> _SET EXERCISE_
Copy each line of the data below with the word "IntelliPoint".

--- GIVEN DATA ---

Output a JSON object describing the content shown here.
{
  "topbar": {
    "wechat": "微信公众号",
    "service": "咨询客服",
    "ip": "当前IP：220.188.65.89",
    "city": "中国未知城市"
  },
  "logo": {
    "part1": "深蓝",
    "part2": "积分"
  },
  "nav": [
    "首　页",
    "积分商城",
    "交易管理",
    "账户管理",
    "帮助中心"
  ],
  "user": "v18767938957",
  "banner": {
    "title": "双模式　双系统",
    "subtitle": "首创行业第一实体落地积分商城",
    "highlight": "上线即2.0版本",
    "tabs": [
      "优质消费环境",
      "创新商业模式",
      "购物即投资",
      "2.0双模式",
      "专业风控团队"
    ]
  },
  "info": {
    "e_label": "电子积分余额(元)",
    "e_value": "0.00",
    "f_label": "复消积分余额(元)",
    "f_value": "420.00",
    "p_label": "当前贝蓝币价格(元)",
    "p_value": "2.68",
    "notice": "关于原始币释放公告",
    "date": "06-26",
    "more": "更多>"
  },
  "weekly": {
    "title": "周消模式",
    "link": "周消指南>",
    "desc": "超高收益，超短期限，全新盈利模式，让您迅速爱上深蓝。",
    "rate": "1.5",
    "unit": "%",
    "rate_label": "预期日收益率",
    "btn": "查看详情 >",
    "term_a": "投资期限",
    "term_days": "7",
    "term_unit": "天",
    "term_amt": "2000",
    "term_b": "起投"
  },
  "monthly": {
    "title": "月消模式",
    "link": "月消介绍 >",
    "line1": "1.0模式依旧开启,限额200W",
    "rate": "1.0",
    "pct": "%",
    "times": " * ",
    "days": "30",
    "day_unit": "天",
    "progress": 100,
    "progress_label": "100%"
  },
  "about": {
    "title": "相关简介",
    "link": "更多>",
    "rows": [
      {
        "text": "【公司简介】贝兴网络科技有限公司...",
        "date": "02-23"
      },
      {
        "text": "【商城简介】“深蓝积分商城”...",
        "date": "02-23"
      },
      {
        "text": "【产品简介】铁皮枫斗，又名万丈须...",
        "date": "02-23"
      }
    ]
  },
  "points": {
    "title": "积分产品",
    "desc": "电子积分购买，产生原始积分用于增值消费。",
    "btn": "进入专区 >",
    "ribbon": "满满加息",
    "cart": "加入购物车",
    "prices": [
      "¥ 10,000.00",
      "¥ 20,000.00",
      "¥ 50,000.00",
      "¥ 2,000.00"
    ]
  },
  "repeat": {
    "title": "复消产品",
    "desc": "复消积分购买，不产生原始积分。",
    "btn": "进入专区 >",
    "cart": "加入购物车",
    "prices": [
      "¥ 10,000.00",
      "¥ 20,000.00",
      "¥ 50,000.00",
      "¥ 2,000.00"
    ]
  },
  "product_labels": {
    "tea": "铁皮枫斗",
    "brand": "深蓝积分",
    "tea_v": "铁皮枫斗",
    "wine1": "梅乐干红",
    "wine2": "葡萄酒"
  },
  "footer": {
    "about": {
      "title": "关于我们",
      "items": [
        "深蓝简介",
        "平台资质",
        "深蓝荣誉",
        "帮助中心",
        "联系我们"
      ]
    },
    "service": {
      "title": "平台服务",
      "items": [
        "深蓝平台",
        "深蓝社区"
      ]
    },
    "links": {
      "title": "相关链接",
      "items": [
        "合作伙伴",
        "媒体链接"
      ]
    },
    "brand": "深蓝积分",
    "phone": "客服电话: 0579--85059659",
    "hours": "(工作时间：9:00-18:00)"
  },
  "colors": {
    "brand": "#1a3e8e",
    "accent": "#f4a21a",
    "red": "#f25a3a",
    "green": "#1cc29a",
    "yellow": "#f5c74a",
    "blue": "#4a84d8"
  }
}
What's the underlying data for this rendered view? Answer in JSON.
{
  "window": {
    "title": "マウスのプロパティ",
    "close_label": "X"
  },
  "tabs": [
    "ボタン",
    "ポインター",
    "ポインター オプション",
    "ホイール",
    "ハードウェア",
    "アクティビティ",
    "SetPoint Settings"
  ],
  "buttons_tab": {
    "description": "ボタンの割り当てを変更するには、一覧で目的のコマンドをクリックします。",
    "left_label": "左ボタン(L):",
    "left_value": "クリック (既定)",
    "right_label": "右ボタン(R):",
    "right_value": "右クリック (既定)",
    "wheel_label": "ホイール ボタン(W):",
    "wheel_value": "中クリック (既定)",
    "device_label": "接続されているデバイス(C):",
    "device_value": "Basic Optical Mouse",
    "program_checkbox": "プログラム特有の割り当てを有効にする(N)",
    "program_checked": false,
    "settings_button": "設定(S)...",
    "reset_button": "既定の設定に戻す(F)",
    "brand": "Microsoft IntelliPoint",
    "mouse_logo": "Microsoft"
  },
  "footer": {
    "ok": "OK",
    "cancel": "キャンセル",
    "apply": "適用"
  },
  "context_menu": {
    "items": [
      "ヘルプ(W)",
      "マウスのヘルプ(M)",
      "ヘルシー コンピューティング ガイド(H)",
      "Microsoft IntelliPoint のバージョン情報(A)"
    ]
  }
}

---

> _REPLY_
    "brand": "Microsoft IntelliPoint",
      "Microsoft IntelliPoint のバージョン情報(A)"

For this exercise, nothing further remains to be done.